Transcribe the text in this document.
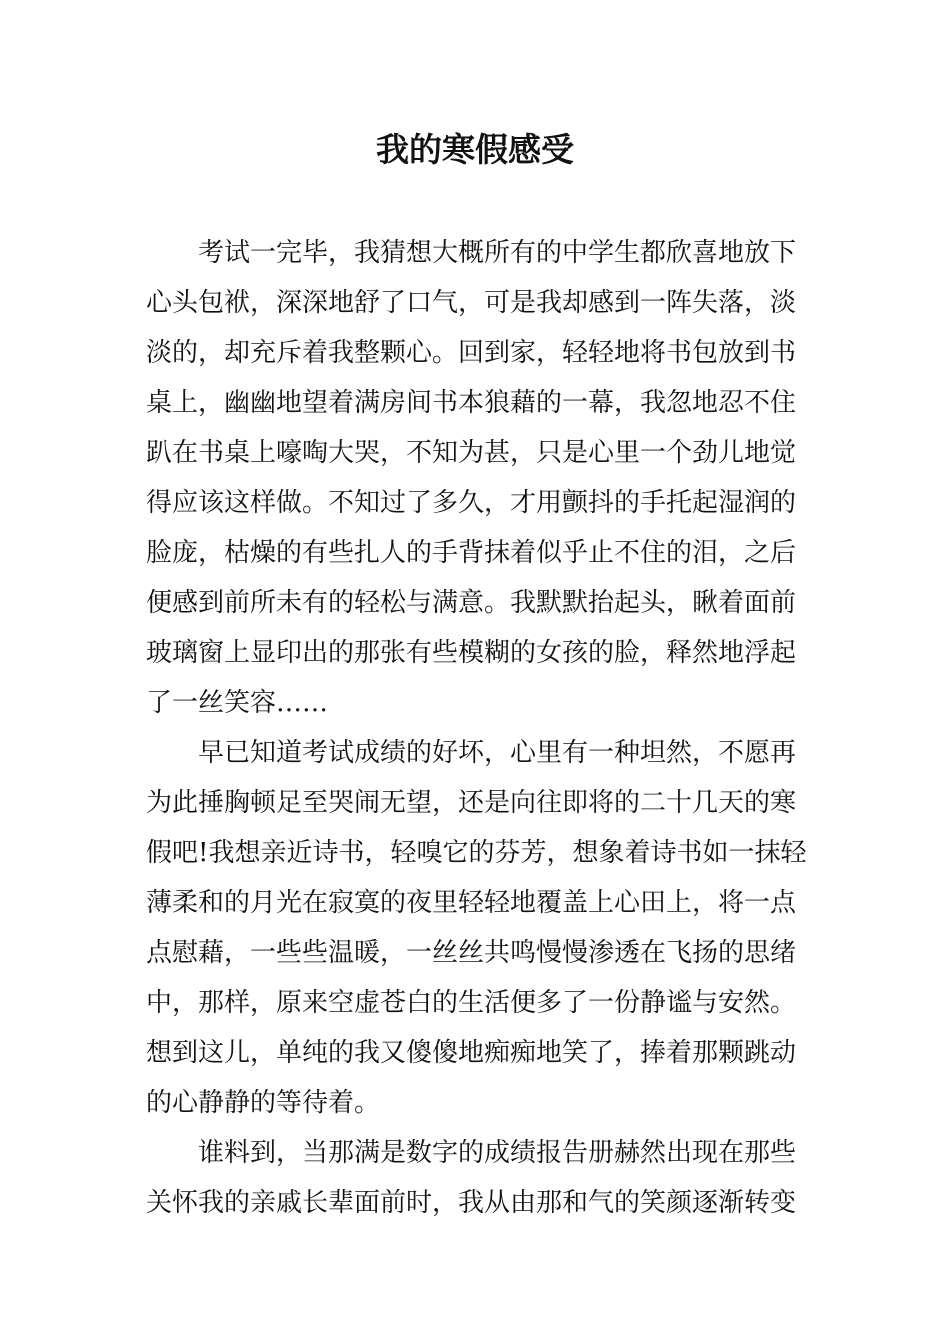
我的寒假感受

考试一完毕，我猜想大概所有的中学生都欣喜地放下
心头包袱，深深地舒了口气，可是我却感到一阵失落，淡
淡的，却充斥着我整颗心。回到家，轻轻地将书包放到书
桌上，幽幽地望着满房间书本狼藉的一幕，我忽地忍不住
趴在书桌上嚎啕大哭，不知为甚，只是心里一个劲儿地觉
得应该这样做。不知过了多久，才用颤抖的手托起湿润的
脸庞，枯燥的有些扎人的手背抹着似乎止不住的泪，之后
便感到前所未有的轻松与满意。我默默抬起头，瞅着面前
玻璃窗上显印出的那张有些模糊的女孩的脸，释然地浮起
了一丝笑容……

早已知道考试成绩的好坏，心里有一种坦然，不愿再
为此捶胸顿足至哭闹无望，还是向往即将的二十几天的寒
假吧!我想亲近诗书，轻嗅它的芬芳，想象着诗书如一抹轻
薄柔和的月光在寂寞的夜里轻轻地覆盖上心田上，将一点
点慰藉，一些些温暖，一丝丝共鸣慢慢渗透在飞扬的思绪
中，那样，原来空虚苍白的生活便多了一份静谧与安然。
想到这儿，单纯的我又傻傻地痴痴地笑了，捧着那颗跳动
的心静静的等待着。

谁料到，当那满是数字的成绩报告册赫然出现在那些
关怀我的亲戚长辈面前时，我从由那和气的笑颜逐渐转变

◇ ◇ ◇

● WORK TO DO
Leave the pictures out, and print every line of the listing exactly as written.

● CORRECT OUTPUT
Transcribe the text in this document.
我的寒假感受

考试一完毕，我猜想大概所有的中学生都欣喜地放下
心头包袱，深深地舒了口气，可是我却感到一阵失落，淡
淡的，却充斥着我整颗心。回到家，轻轻地将书包放到书
桌上，幽幽地望着满房间书本狼藉的一幕，我忽地忍不住
趴在书桌上嚎啕大哭，不知为甚，只是心里一个劲儿地觉
得应该这样做。不知过了多久，才用颤抖的手托起湿润的
脸庞，枯燥的有些扎人的手背抹着似乎止不住的泪，之后
便感到前所未有的轻松与满意。我默默抬起头，瞅着面前
玻璃窗上显印出的那张有些模糊的女孩的脸，释然地浮起
了一丝笑容……

早已知道考试成绩的好坏，心里有一种坦然，不愿再
为此捶胸顿足至哭闹无望，还是向往即将的二十几天的寒
假吧!我想亲近诗书，轻嗅它的芬芳，想象着诗书如一抹轻
薄柔和的月光在寂寞的夜里轻轻地覆盖上心田上，将一点
点慰藉，一些些温暖，一丝丝共鸣慢慢渗透在飞扬的思绪
中，那样，原来空虚苍白的生活便多了一份静谧与安然。
想到这儿，单纯的我又傻傻地痴痴地笑了，捧着那颗跳动
的心静静的等待着。

谁料到，当那满是数字的成绩报告册赫然出现在那些
关怀我的亲戚长辈面前时，我从由那和气的笑颜逐渐转变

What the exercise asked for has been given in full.